■ **REQUIRED WORK**
Repeat each entry in full, exactly.

☆ ☆ ☆ ☆ ☆ ☆ ☆

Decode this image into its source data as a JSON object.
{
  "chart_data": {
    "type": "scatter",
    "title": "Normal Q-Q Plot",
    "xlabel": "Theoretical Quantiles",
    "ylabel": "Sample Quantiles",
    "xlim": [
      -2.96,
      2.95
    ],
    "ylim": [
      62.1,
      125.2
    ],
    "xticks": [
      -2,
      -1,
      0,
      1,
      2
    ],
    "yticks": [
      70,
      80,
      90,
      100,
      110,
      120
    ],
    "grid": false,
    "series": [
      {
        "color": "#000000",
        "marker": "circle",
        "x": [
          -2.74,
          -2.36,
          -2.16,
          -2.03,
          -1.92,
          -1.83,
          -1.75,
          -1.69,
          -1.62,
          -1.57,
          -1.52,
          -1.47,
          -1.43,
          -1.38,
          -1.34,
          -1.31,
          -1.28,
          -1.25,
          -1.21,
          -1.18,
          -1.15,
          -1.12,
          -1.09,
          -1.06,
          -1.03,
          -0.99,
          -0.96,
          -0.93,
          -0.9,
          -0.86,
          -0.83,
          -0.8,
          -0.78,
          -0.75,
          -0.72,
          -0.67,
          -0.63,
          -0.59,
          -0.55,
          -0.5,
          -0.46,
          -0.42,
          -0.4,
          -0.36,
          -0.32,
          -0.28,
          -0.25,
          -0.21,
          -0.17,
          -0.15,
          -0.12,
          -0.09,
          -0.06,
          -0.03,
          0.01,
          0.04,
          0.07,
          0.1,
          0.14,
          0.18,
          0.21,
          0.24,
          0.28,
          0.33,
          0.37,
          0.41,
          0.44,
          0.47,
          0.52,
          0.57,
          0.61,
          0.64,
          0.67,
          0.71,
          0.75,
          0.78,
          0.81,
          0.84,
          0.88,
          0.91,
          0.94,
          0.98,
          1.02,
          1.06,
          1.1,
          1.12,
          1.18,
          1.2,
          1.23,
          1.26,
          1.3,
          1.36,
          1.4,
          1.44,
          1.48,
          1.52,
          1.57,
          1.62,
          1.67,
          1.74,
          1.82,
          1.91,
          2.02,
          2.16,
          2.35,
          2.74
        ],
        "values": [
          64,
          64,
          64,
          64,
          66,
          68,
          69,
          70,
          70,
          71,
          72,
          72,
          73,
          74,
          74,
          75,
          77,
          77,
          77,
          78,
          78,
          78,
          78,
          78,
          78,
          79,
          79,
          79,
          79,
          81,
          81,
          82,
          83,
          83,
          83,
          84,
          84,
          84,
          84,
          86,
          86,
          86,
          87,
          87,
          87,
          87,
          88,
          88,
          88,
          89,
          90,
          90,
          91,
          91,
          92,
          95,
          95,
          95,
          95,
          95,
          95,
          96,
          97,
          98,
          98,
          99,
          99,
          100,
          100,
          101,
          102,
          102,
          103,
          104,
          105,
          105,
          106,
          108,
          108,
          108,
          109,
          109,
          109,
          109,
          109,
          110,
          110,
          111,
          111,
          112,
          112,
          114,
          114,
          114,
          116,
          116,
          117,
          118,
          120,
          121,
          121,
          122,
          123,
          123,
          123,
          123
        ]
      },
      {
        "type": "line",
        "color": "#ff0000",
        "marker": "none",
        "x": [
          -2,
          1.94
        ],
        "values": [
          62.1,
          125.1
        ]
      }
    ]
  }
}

☆ ☆ ☆ ☆ ☆ ☆ ☆

■ **ANSWER TO THIS EXERCISE**
Decode this image into its source data as a JSON object.
{
  "chart_data": {
    "type": "scatter",
    "title": "Normal Q-Q Plot",
    "xlabel": "Theoretical Quantiles",
    "ylabel": "Sample Quantiles",
    "xlim": [
      -2.96,
      2.95
    ],
    "ylim": [
      62.1,
      125.2
    ],
    "xticks": [
      -2,
      -1,
      0,
      1,
      2
    ],
    "yticks": [
      70,
      80,
      90,
      100,
      110,
      120
    ],
    "grid": false,
    "series": [
      {
        "color": "#000000",
        "marker": "circle",
        "x": [
          -2.74,
          -2.36,
          -2.16,
          -2.03,
          -1.92,
          -1.83,
          -1.75,
          -1.69,
          -1.62,
          -1.57,
          -1.52,
          -1.47,
          -1.43,
          -1.38,
          -1.34,
          -1.31,
          -1.28,
          -1.25,
          -1.21,
          -1.18,
          -1.15,
          -1.12,
          -1.09,
          -1.06,
          -1.03,
          -0.99,
          -0.96,
          -0.93,
          -0.9,
          -0.86,
          -0.83,
          -0.8,
          -0.78,
          -0.75,
          -0.72,
          -0.67,
          -0.63,
          -0.59,
          -0.55,
          -0.5,
          -0.46,
          -0.42,
          -0.4,
          -0.36,
          -0.32,
          -0.28,
          -0.25,
          -0.21,
          -0.17,
          -0.15,
          -0.12,
          -0.09,
          -0.06,
          -0.03,
          0.01,
          0.04,
          0.07,
          0.1,
          0.14,
          0.18,
          0.21,
          0.24,
          0.28,
          0.33,
          0.37,
          0.41,
          0.44,
          0.47,
          0.52,
          0.57,
          0.61,
          0.64,
          0.67,
          0.71,
          0.75,
          0.78,
          0.81,
          0.84,
          0.88,
          0.91,
          0.94,
          0.98,
          1.02,
          1.06,
          1.1,
          1.12,
          1.18,
          1.2,
          1.23,
          1.26,
          1.3,
          1.36,
          1.4,
          1.44,
          1.48,
          1.52,
          1.57,
          1.62,
          1.67,
          1.74,
          1.82,
          1.91,
          2.02,
          2.16,
          2.35,
          2.74
        ],
        "values": [
          64,
          64,
          64,
          64,
          66,
          68,
          69,
          70,
          70,
          71,
          72,
          72,
          73,
          74,
          74,
          75,
          77,
          77,
          77,
          78,
          78,
          78,
          78,
          78,
          78,
          79,
          79,
          79,
          79,
          81,
          81,
          82,
          83,
          83,
          83,
          84,
          84,
          84,
          84,
          86,
          86,
          86,
          87,
          87,
          87,
          87,
          88,
          88,
          88,
          89,
          90,
          90,
          91,
          91,
          92,
          95,
          95,
          95,
          95,
          95,
          95,
          96,
          97,
          98,
          98,
          99,
          99,
          100,
          100,
          101,
          102,
          102,
          103,
          104,
          105,
          105,
          106,
          108,
          108,
          108,
          109,
          109,
          109,
          109,
          109,
          110,
          110,
          111,
          111,
          112,
          112,
          114,
          114,
          114,
          116,
          116,
          117,
          118,
          120,
          121,
          121,
          122,
          123,
          123,
          123,
          123
        ]
      },
      {
        "type": "line",
        "color": "#ff0000",
        "marker": "none",
        "x": [
          -2,
          1.94
        ],
        "values": [
          62.1,
          125.1
        ]
      }
    ]
  }
}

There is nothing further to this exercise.